* **Task**
Using the entries that follow, collect the lines where the word "name" appears.
───── Records for processing
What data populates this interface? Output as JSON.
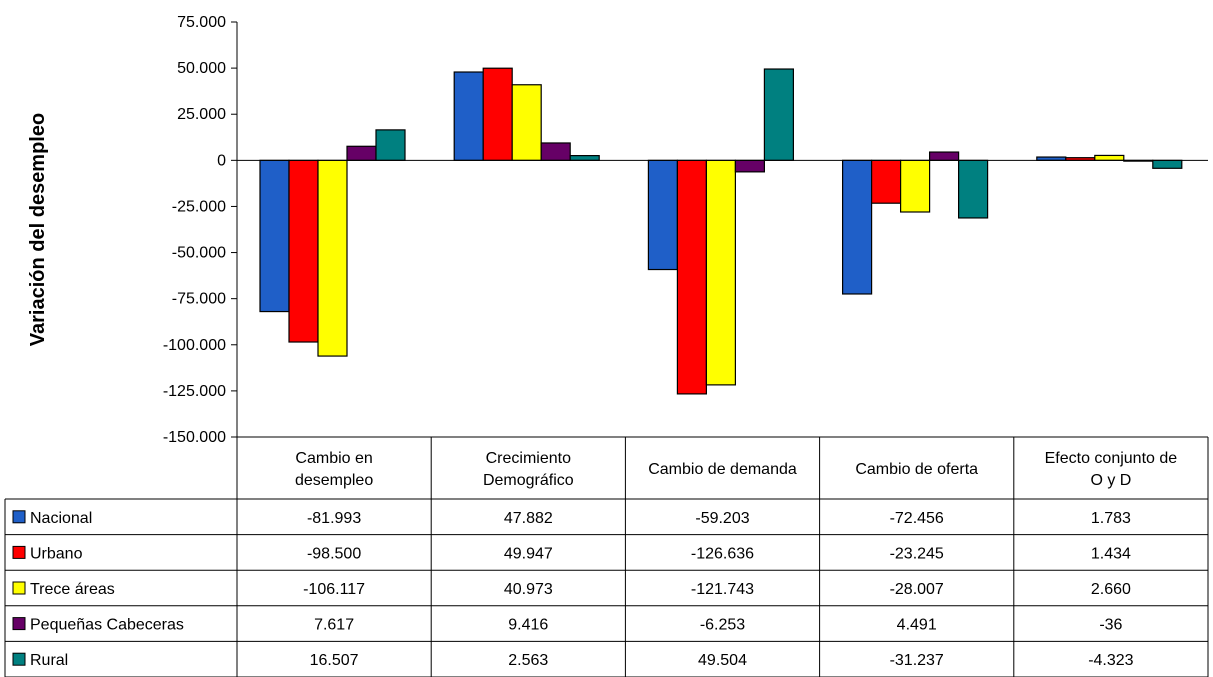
{
  "chart_data": {
    "type": "bar",
    "ylabel": "Variación del desempleo",
    "ylim": [
      -150000,
      75000
    ],
    "yticks": [
      75000,
      50000,
      25000,
      0,
      -25000,
      -50000,
      -75000,
      -100000,
      -125000,
      -150000
    ],
    "ytick_labels": [
      "75.000",
      "50.000",
      "25.000",
      "0",
      "-25.000",
      "-50.000",
      "-75.000",
      "-100.000",
      "-125.000",
      "-150.000"
    ],
    "categories": [
      [
        "Cambio en",
        "desempleo"
      ],
      [
        "Crecimiento",
        "Demográfico"
      ],
      [
        "Cambio de demanda"
      ],
      [
        "Cambio de oferta"
      ],
      [
        "Efecto conjunto de",
        "O y D"
      ]
    ],
    "series": [
      {
        "name": "Nacional",
        "color": "#1F5FC8",
        "values": [
          -81993,
          47882,
          -59203,
          -72456,
          1783
        ],
        "labels": [
          "-81.993",
          "47.882",
          "-59.203",
          "-72.456",
          "1.783"
        ]
      },
      {
        "name": "Urbano",
        "color": "#FF0000",
        "values": [
          -98500,
          49947,
          -126636,
          -23245,
          1434
        ],
        "labels": [
          "-98.500",
          "49.947",
          "-126.636",
          "-23.245",
          "1.434"
        ]
      },
      {
        "name": "Trece áreas",
        "color": "#FFFF00",
        "values": [
          -106117,
          40973,
          -121743,
          -28007,
          2660
        ],
        "labels": [
          "-106.117",
          "40.973",
          "-121.743",
          "-28.007",
          "2.660"
        ]
      },
      {
        "name": "Pequeñas Cabeceras",
        "color": "#660066",
        "values": [
          7617,
          9416,
          -6253,
          4491,
          -36
        ],
        "labels": [
          "7.617",
          "9.416",
          "-6.253",
          "4.491",
          "-36"
        ]
      },
      {
        "name": "Rural",
        "color": "#008080",
        "values": [
          16507,
          2563,
          49504,
          -31237,
          -4323
        ],
        "labels": [
          "16.507",
          "2.563",
          "49.504",
          "-31.237",
          "-4.323"
        ]
      }
    ],
    "grid": false,
    "legend": "data-table"
  }
}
──────────
* **Expected answer**
        "name": "Nacional",
        "name": "Urbano",
        "name": "Trece áreas",
        "name": "Pequeñas Cabeceras",
        "name": "Rural",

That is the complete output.